[Listings of boxed layout items]
·····

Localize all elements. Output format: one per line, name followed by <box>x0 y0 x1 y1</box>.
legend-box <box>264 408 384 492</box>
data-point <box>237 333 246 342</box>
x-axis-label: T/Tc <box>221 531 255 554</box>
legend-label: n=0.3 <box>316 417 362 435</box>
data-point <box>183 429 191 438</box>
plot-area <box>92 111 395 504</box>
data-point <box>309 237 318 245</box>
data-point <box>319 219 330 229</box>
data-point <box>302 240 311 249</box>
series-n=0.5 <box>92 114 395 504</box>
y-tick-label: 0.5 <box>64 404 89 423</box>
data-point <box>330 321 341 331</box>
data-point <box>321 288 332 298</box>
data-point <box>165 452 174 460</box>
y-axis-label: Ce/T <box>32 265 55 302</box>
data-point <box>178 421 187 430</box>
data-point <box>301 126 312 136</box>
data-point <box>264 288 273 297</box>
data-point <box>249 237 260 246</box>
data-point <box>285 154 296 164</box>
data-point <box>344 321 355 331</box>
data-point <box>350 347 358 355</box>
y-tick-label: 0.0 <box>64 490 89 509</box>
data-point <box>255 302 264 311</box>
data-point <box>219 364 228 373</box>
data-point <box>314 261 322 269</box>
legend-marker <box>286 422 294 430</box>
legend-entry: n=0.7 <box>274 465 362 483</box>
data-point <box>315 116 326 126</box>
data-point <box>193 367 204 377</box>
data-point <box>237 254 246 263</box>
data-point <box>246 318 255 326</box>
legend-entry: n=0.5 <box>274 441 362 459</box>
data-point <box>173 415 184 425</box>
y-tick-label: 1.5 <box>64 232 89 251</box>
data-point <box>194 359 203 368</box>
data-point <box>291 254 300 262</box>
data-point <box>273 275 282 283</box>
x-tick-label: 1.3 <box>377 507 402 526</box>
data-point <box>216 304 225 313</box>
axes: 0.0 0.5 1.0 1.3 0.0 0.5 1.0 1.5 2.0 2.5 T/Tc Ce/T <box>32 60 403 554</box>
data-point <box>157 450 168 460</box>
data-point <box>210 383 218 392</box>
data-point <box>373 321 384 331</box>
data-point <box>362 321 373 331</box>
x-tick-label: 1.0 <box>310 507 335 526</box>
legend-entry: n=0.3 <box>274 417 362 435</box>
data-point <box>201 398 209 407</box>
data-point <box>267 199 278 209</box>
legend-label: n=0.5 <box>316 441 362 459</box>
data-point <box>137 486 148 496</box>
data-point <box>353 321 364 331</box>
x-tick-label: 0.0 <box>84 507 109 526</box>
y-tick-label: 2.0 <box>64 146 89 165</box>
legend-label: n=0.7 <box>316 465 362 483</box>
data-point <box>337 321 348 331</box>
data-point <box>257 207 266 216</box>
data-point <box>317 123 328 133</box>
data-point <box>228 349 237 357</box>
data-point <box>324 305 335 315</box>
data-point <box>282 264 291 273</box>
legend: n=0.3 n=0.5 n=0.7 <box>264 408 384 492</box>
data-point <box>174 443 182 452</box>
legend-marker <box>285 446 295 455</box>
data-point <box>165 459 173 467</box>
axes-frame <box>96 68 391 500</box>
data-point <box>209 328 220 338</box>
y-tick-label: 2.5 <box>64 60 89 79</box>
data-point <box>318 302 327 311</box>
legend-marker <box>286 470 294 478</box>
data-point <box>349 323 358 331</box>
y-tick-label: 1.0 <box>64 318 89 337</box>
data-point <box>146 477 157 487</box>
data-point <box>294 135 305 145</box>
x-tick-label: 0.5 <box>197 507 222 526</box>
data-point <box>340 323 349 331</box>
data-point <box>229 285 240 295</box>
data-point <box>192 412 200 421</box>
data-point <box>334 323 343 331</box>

·····

Substitute "marker-point" for each occurrence of "data-point" throughout the records above, and keep everything else unchanged.

Result —
Localize all elements. Output format: one per line, name followed by <box>x0 y0 x1 y1</box>.
legend-box <box>264 408 384 492</box>
marker-point <box>237 333 246 342</box>
x-axis-label: T/Tc <box>221 531 255 554</box>
legend-label: n=0.3 <box>316 417 362 435</box>
marker-point <box>183 429 191 438</box>
plot-area <box>92 111 395 504</box>
marker-point <box>309 237 318 245</box>
marker-point <box>319 219 330 229</box>
marker-point <box>302 240 311 249</box>
series-n=0.5 <box>92 114 395 504</box>
y-tick-label: 0.5 <box>64 404 89 423</box>
marker-point <box>330 321 341 331</box>
marker-point <box>321 288 332 298</box>
marker-point <box>165 452 174 460</box>
y-axis-label: Ce/T <box>32 265 55 302</box>
marker-point <box>178 421 187 430</box>
marker-point <box>301 126 312 136</box>
marker-point <box>264 288 273 297</box>
marker-point <box>249 237 260 246</box>
marker-point <box>285 154 296 164</box>
marker-point <box>344 321 355 331</box>
marker-point <box>350 347 358 355</box>
y-tick-label: 0.0 <box>64 490 89 509</box>
marker-point <box>255 302 264 311</box>
marker-point <box>219 364 228 373</box>
marker-point <box>314 261 322 269</box>
legend-marker <box>286 422 294 430</box>
legend-entry: n=0.7 <box>274 465 362 483</box>
marker-point <box>315 116 326 126</box>
marker-point <box>193 367 204 377</box>
marker-point <box>237 254 246 263</box>
marker-point <box>246 318 255 326</box>
legend-entry: n=0.5 <box>274 441 362 459</box>
marker-point <box>173 415 184 425</box>
y-tick-label: 1.5 <box>64 232 89 251</box>
marker-point <box>194 359 203 368</box>
marker-point <box>291 254 300 262</box>
marker-point <box>273 275 282 283</box>
x-tick-label: 1.3 <box>377 507 402 526</box>
marker-point <box>216 304 225 313</box>
axes: 0.0 0.5 1.0 1.3 0.0 0.5 1.0 1.5 2.0 2.5 T/Tc Ce/T <box>32 60 403 554</box>
marker-point <box>157 450 168 460</box>
marker-point <box>210 383 218 392</box>
marker-point <box>373 321 384 331</box>
marker-point <box>362 321 373 331</box>
x-tick-label: 1.0 <box>310 507 335 526</box>
legend-entry: n=0.3 <box>274 417 362 435</box>
marker-point <box>201 398 209 407</box>
marker-point <box>267 199 278 209</box>
legend-label: n=0.5 <box>316 441 362 459</box>
marker-point <box>137 486 148 496</box>
marker-point <box>353 321 364 331</box>
x-tick-label: 0.0 <box>84 507 109 526</box>
y-tick-label: 2.0 <box>64 146 89 165</box>
legend-label: n=0.7 <box>316 465 362 483</box>
marker-point <box>337 321 348 331</box>
marker-point <box>257 207 266 216</box>
marker-point <box>317 123 328 133</box>
marker-point <box>228 349 237 357</box>
marker-point <box>324 305 335 315</box>
marker-point <box>282 264 291 273</box>
legend: n=0.3 n=0.5 n=0.7 <box>264 408 384 492</box>
marker-point <box>174 443 182 452</box>
legend-marker <box>285 446 295 455</box>
marker-point <box>165 459 173 467</box>
axes-frame <box>96 68 391 500</box>
marker-point <box>209 328 220 338</box>
y-tick-label: 2.5 <box>64 60 89 79</box>
marker-point <box>318 302 327 311</box>
legend-marker <box>286 470 294 478</box>
marker-point <box>349 323 358 331</box>
y-tick-label: 1.0 <box>64 318 89 337</box>
marker-point <box>146 477 157 487</box>
marker-point <box>294 135 305 145</box>
x-tick-label: 0.5 <box>197 507 222 526</box>
marker-point <box>340 323 349 331</box>
marker-point <box>229 285 240 295</box>
marker-point <box>192 412 200 421</box>
marker-point <box>334 323 343 331</box>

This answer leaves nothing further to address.